[Task instructions]
Render the material again word for word, skipping the pictures in it.
----
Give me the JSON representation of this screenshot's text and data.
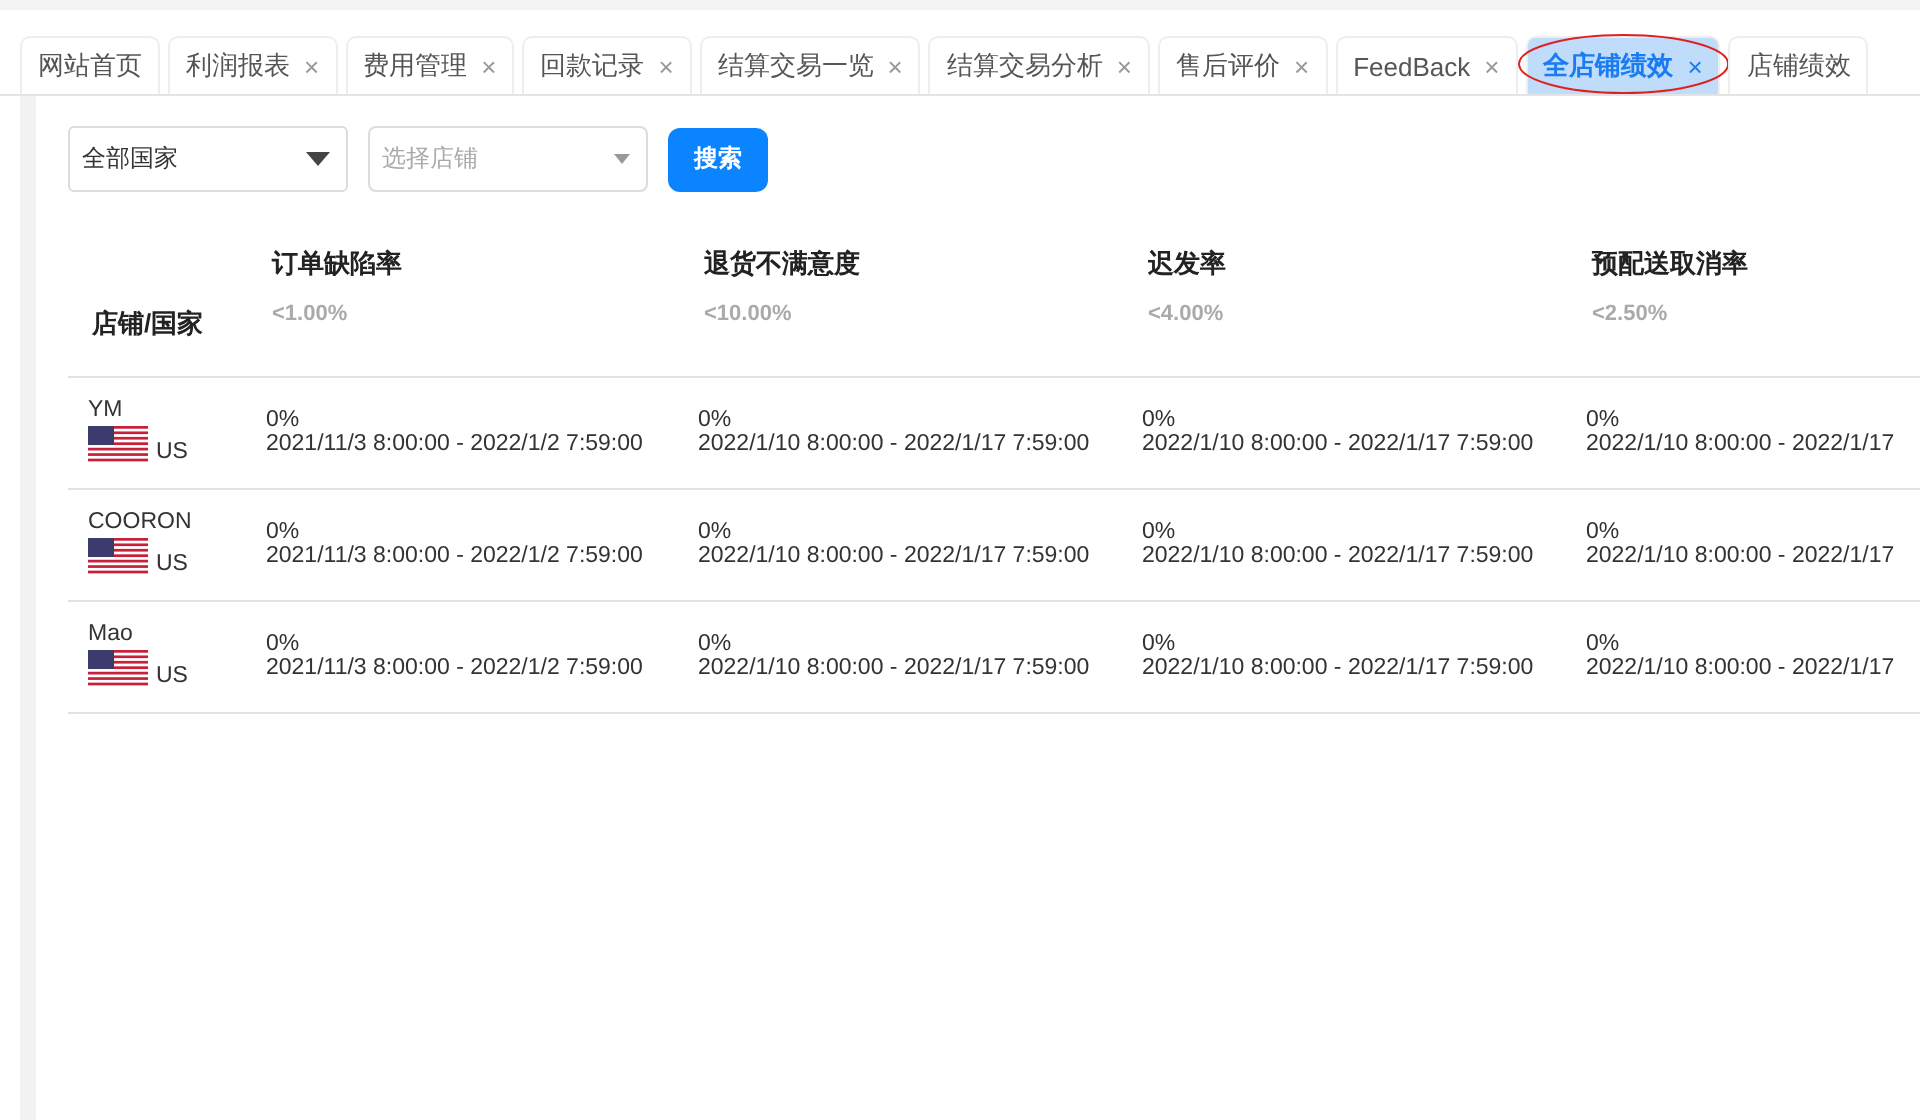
{
  "tabs": [
    {
      "label": "网站首页",
      "selected": false,
      "circled": false
    },
    {
      "label": "利润报表",
      "close": "×",
      "selected": false,
      "circled": false
    },
    {
      "label": "费用管理",
      "close": "×",
      "selected": false,
      "circled": false
    },
    {
      "label": "回款记录",
      "close": "×",
      "selected": false,
      "circled": false
    },
    {
      "label": "结算交易一览",
      "close": "×",
      "selected": false,
      "circled": false
    },
    {
      "label": "结算交易分析",
      "close": "×",
      "selected": false,
      "circled": false
    },
    {
      "label": "售后评价",
      "close": "×",
      "selected": false,
      "circled": false
    },
    {
      "label": "FeedBack",
      "close": "×",
      "selected": false,
      "circled": false
    },
    {
      "label": "全店铺绩效",
      "close": "×",
      "selected": true,
      "circled": true
    },
    {
      "label": "店铺绩效",
      "selected": false,
      "circled": false
    }
  ],
  "filters": {
    "country": {
      "value": "全部国家"
    },
    "store": {
      "placeholder": "选择店铺"
    },
    "search_button": "搜索"
  },
  "table": {
    "store_column": "店铺/国家",
    "columns": [
      {
        "title": "订单缺陷率",
        "threshold": "<1.00%"
      },
      {
        "title": "退货不满意度",
        "threshold": "<10.00%"
      },
      {
        "title": "迟发率",
        "threshold": "<4.00%"
      },
      {
        "title": "预配送取消率",
        "threshold": "<2.50%"
      }
    ],
    "rows": [
      {
        "store": "YM",
        "country": "US",
        "cells": [
          {
            "value": "0%",
            "period": "2021/11/3 8:00:00 - 2022/1/2 7:59:00"
          },
          {
            "value": "0%",
            "period": "2022/1/10 8:00:00 - 2022/1/17 7:59:00"
          },
          {
            "value": "0%",
            "period": "2022/1/10 8:00:00 - 2022/1/17 7:59:00"
          },
          {
            "value": "0%",
            "period": "2022/1/10 8:00:00 - 2022/1/17"
          }
        ]
      },
      {
        "store": "COORON",
        "country": "US",
        "cells": [
          {
            "value": "0%",
            "period": "2021/11/3 8:00:00 - 2022/1/2 7:59:00"
          },
          {
            "value": "0%",
            "period": "2022/1/10 8:00:00 - 2022/1/17 7:59:00"
          },
          {
            "value": "0%",
            "period": "2022/1/10 8:00:00 - 2022/1/17 7:59:00"
          },
          {
            "value": "0%",
            "period": "2022/1/10 8:00:00 - 2022/1/17"
          }
        ]
      },
      {
        "store": "Mao",
        "country": "US",
        "cells": [
          {
            "value": "0%",
            "period": "2021/11/3 8:00:00 - 2022/1/2 7:59:00"
          },
          {
            "value": "0%",
            "period": "2022/1/10 8:00:00 - 2022/1/17 7:59:00"
          },
          {
            "value": "0%",
            "period": "2022/1/10 8:00:00 - 2022/1/17 7:59:00"
          },
          {
            "value": "0%",
            "period": "2022/1/10 8:00:00 - 2022/1/17"
          }
        ]
      }
    ]
  }
}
----
[Problem solution]
Give me the JSON representation of this screenshot's text and data.
{
  "tabs": [
    {
      "label": "网站首页",
      "selected": false,
      "circled": false
    },
    {
      "label": "利润报表",
      "close": "×",
      "selected": false,
      "circled": false
    },
    {
      "label": "费用管理",
      "close": "×",
      "selected": false,
      "circled": false
    },
    {
      "label": "回款记录",
      "close": "×",
      "selected": false,
      "circled": false
    },
    {
      "label": "结算交易一览",
      "close": "×",
      "selected": false,
      "circled": false
    },
    {
      "label": "结算交易分析",
      "close": "×",
      "selected": false,
      "circled": false
    },
    {
      "label": "售后评价",
      "close": "×",
      "selected": false,
      "circled": false
    },
    {
      "label": "FeedBack",
      "close": "×",
      "selected": false,
      "circled": false
    },
    {
      "label": "全店铺绩效",
      "close": "×",
      "selected": true,
      "circled": true
    },
    {
      "label": "店铺绩效",
      "selected": false,
      "circled": false
    }
  ],
  "filters": {
    "country": {
      "value": "全部国家"
    },
    "store": {
      "placeholder": "选择店铺"
    },
    "search_button": "搜索"
  },
  "table": {
    "store_column": "店铺/国家",
    "columns": [
      {
        "title": "订单缺陷率",
        "threshold": "<1.00%"
      },
      {
        "title": "退货不满意度",
        "threshold": "<10.00%"
      },
      {
        "title": "迟发率",
        "threshold": "<4.00%"
      },
      {
        "title": "预配送取消率",
        "threshold": "<2.50%"
      }
    ],
    "rows": [
      {
        "store": "YM",
        "country": "US",
        "cells": [
          {
            "value": "0%",
            "period": "2021/11/3 8:00:00 - 2022/1/2 7:59:00"
          },
          {
            "value": "0%",
            "period": "2022/1/10 8:00:00 - 2022/1/17 7:59:00"
          },
          {
            "value": "0%",
            "period": "2022/1/10 8:00:00 - 2022/1/17 7:59:00"
          },
          {
            "value": "0%",
            "period": "2022/1/10 8:00:00 - 2022/1/17"
          }
        ]
      },
      {
        "store": "COORON",
        "country": "US",
        "cells": [
          {
            "value": "0%",
            "period": "2021/11/3 8:00:00 - 2022/1/2 7:59:00"
          },
          {
            "value": "0%",
            "period": "2022/1/10 8:00:00 - 2022/1/17 7:59:00"
          },
          {
            "value": "0%",
            "period": "2022/1/10 8:00:00 - 2022/1/17 7:59:00"
          },
          {
            "value": "0%",
            "period": "2022/1/10 8:00:00 - 2022/1/17"
          }
        ]
      },
      {
        "store": "Mao",
        "country": "US",
        "cells": [
          {
            "value": "0%",
            "period": "2021/11/3 8:00:00 - 2022/1/2 7:59:00"
          },
          {
            "value": "0%",
            "period": "2022/1/10 8:00:00 - 2022/1/17 7:59:00"
          },
          {
            "value": "0%",
            "period": "2022/1/10 8:00:00 - 2022/1/17 7:59:00"
          },
          {
            "value": "0%",
            "period": "2022/1/10 8:00:00 - 2022/1/17"
          }
        ]
      }
    ]
  }
}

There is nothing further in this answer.